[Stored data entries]
## START
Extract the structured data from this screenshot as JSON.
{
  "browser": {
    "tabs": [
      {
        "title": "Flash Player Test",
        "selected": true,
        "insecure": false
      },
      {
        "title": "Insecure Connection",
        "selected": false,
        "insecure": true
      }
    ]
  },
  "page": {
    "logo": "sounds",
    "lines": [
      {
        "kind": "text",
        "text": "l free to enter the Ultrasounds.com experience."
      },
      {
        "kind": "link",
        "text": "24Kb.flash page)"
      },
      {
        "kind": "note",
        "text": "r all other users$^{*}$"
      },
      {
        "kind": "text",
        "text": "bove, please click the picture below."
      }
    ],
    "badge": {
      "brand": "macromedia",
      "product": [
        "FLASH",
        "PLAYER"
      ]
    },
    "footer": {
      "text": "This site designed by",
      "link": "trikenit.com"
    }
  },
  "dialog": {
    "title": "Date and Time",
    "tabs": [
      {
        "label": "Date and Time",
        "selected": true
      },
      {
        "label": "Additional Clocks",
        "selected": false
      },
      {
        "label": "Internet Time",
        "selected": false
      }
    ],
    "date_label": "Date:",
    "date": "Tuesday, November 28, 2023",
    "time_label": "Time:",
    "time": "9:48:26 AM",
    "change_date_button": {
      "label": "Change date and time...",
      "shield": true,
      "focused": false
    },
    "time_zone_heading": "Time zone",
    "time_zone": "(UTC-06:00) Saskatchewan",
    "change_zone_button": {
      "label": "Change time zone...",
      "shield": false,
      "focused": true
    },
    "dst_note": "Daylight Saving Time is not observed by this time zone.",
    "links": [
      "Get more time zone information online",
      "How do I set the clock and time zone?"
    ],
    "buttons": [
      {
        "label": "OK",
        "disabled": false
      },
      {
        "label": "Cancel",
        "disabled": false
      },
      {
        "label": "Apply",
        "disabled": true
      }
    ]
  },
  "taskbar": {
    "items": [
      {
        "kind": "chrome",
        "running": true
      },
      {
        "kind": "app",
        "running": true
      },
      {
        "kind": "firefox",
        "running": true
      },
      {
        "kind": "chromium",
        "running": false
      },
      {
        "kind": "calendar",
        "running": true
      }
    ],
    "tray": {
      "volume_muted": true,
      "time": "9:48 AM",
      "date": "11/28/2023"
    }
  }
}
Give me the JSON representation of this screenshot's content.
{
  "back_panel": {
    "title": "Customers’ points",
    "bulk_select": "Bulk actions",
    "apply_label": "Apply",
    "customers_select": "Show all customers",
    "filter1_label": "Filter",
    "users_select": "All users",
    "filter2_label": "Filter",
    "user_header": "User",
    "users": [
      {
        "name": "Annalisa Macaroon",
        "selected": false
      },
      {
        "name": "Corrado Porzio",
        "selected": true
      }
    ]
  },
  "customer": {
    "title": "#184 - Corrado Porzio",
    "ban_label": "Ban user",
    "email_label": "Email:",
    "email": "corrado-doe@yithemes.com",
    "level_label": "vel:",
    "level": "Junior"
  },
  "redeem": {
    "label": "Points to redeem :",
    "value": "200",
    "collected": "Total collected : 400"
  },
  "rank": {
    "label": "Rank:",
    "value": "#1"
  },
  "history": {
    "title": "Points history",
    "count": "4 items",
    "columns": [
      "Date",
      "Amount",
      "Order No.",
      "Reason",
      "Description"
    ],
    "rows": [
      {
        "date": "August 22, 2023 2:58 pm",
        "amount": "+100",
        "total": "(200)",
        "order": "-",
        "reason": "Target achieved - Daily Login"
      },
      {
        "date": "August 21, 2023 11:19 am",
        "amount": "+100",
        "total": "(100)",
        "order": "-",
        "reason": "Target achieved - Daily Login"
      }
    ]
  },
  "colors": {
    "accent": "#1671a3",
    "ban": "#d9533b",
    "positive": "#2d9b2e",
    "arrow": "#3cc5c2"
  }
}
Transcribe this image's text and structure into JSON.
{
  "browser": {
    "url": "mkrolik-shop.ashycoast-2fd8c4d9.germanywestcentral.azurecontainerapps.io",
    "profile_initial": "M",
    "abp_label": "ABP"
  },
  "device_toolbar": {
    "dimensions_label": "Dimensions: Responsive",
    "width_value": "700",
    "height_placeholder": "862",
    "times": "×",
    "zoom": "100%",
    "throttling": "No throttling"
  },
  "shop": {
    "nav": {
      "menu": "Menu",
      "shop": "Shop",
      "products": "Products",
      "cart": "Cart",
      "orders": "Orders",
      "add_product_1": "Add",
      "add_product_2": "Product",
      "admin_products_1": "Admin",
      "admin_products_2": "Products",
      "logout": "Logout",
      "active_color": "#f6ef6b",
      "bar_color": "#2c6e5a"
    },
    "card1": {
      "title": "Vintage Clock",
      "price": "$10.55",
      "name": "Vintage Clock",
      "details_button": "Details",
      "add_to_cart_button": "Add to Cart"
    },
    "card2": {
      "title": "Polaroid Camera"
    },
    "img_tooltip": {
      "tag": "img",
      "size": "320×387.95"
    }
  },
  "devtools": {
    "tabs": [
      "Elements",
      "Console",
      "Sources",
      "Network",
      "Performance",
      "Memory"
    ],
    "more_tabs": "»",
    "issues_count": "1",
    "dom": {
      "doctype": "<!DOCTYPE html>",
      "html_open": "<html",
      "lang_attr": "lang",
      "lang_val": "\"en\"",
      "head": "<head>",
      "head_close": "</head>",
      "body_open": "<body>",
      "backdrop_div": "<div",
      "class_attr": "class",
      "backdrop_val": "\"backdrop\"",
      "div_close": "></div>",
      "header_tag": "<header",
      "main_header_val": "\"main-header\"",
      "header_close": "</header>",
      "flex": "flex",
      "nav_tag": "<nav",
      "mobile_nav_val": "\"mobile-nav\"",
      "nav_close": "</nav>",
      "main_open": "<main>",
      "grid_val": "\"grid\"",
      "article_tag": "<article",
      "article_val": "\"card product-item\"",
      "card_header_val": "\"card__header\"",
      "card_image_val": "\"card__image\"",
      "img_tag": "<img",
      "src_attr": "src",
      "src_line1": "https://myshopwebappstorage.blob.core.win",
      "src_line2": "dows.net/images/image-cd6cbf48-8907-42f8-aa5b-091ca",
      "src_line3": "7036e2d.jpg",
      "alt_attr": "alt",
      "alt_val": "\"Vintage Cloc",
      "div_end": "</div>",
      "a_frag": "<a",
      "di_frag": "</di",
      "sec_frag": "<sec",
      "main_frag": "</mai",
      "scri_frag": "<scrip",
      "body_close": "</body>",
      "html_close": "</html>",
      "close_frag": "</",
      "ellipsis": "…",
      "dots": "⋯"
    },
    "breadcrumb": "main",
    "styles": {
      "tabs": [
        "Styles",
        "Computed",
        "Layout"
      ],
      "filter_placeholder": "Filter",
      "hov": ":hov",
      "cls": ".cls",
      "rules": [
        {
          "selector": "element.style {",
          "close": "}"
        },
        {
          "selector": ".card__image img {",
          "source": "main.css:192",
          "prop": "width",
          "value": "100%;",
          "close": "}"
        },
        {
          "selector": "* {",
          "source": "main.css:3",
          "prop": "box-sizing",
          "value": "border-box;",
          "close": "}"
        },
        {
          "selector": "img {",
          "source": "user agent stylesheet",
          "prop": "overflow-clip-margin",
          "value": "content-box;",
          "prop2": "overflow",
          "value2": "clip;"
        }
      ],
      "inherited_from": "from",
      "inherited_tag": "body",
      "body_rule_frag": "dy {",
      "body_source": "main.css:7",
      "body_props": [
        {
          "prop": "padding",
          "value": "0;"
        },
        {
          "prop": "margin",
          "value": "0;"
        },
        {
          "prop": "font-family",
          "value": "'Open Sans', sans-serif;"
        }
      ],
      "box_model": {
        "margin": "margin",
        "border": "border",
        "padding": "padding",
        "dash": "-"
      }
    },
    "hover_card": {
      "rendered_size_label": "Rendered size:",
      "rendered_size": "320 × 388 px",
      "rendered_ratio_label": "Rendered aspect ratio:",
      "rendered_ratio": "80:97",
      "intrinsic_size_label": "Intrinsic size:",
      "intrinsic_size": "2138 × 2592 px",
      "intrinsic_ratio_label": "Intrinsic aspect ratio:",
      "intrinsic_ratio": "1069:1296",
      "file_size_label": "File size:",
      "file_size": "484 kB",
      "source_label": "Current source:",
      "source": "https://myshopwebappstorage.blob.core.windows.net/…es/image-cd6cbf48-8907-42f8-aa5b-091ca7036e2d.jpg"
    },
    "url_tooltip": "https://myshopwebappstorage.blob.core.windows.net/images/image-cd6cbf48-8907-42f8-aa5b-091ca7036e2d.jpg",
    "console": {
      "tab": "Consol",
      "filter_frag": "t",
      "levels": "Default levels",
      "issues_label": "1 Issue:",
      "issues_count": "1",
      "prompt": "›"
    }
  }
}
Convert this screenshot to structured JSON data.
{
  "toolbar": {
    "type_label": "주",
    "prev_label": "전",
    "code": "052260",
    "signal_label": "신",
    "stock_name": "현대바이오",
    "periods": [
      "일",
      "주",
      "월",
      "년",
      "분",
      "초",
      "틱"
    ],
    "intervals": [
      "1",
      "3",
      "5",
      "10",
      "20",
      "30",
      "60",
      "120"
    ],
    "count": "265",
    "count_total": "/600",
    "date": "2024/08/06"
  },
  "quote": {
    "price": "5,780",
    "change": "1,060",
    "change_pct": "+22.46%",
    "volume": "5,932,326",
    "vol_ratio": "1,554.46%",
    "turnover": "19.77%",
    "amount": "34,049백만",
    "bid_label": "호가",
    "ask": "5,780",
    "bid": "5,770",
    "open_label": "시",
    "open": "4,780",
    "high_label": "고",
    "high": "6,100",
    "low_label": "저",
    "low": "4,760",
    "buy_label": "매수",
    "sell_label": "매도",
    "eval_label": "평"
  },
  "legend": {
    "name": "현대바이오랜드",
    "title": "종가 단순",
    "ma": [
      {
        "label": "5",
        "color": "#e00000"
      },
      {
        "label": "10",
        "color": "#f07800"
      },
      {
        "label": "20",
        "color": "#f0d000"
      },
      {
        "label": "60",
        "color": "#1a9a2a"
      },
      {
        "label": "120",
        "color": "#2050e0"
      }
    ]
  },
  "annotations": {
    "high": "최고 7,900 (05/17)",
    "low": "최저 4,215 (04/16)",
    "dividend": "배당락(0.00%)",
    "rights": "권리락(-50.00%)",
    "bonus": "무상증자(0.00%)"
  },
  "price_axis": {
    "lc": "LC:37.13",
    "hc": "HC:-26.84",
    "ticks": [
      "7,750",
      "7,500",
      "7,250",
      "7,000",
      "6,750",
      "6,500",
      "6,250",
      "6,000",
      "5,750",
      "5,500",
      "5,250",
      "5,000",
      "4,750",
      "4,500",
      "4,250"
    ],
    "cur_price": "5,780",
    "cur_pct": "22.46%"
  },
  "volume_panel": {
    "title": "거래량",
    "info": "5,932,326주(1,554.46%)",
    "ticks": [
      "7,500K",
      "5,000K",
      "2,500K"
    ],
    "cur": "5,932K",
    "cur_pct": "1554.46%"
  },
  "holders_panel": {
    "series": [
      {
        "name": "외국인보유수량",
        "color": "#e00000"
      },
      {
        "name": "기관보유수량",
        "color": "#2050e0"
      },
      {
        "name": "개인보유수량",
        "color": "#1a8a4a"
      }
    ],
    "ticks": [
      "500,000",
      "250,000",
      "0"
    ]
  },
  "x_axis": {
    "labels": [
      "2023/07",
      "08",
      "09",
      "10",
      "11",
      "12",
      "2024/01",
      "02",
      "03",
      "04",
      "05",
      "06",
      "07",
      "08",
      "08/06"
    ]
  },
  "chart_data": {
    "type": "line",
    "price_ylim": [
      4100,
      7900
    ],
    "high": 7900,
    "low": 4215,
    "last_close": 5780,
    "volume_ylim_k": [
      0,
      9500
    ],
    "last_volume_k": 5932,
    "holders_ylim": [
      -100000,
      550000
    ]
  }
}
## END
Exercise brief
Copy out every line from the material above in which the word "Vintage" appears.

Output
      "title": "Vintage Clock",
      "name": "Vintage Clock",
      "alt_val": "\"Vintage Cloc",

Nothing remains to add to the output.